◆ DIRECTION:
Scan the data below and pick out the lines containing the word "FEBRUÁR".

Rows from a dataset:

────────

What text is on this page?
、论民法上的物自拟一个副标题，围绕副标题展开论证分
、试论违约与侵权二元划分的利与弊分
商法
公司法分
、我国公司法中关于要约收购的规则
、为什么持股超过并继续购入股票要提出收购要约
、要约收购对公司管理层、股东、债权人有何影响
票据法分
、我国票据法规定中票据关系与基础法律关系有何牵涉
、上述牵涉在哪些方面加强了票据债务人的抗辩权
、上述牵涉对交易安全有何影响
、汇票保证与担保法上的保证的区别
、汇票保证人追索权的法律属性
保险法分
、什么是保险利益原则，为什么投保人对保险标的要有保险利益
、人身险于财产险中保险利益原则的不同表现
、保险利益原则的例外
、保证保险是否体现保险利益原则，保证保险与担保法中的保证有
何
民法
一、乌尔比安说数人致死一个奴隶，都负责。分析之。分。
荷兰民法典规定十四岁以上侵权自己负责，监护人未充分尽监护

────────

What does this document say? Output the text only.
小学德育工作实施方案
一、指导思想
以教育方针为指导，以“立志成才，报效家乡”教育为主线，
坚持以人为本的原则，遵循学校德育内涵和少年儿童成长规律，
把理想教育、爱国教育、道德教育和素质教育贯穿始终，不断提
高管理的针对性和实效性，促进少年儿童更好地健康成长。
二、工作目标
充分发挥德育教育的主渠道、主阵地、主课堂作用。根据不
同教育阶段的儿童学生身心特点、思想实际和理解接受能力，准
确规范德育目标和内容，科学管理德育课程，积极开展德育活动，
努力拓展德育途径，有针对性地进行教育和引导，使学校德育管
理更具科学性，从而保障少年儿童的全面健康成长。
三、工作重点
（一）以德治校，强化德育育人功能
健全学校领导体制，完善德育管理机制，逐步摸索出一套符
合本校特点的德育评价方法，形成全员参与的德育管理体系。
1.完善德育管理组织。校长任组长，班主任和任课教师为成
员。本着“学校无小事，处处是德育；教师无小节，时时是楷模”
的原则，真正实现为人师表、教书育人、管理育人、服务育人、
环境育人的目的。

────────

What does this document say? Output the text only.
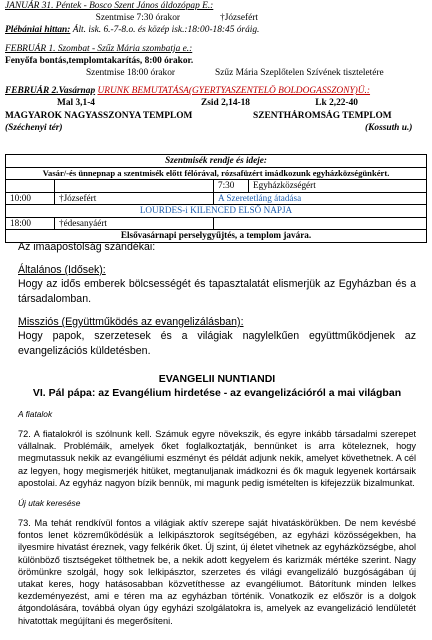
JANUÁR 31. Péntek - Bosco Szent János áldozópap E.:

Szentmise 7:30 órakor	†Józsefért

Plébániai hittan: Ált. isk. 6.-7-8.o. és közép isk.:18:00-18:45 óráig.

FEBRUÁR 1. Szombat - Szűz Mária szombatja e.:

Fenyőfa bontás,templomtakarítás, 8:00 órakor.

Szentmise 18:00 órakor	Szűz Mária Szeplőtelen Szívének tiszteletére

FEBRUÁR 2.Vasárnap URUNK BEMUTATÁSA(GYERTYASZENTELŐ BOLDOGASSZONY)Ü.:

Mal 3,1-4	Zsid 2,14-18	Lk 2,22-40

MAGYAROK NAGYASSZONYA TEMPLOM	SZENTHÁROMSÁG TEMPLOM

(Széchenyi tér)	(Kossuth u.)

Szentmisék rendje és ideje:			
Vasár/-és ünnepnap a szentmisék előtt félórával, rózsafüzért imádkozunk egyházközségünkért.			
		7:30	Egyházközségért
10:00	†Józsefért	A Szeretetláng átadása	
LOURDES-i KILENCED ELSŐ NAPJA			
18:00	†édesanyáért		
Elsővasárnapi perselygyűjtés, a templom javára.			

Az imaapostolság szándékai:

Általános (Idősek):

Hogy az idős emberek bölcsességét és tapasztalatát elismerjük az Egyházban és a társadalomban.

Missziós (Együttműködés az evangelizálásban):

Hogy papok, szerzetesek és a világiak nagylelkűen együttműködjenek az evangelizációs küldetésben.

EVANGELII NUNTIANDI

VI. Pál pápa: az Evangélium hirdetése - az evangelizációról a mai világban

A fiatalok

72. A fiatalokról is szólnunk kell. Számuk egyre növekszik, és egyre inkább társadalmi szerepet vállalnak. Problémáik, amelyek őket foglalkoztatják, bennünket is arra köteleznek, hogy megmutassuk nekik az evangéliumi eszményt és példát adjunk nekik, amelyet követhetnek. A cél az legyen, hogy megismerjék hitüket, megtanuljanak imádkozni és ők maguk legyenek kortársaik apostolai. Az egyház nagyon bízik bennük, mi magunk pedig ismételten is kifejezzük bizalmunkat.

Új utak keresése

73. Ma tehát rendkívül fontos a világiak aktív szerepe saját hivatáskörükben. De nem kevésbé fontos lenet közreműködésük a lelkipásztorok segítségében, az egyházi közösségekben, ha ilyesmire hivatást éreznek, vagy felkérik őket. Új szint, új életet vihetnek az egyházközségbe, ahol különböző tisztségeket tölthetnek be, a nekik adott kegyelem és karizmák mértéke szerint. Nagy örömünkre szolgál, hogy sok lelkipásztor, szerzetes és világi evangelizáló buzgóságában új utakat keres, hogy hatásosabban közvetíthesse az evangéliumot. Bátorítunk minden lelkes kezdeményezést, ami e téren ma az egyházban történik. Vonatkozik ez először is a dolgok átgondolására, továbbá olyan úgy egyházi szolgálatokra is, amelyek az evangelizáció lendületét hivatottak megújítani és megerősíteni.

────────

◆ OUTPUT BELOW:
FEBRUÁR 1. Szombat - Szűz Mária szombatja e.:
FEBRUÁR 2.Vasárnap URUNK BEMUTATÁSA(GYERTYASZENTELŐ BOLDOGASSZONY)Ü.:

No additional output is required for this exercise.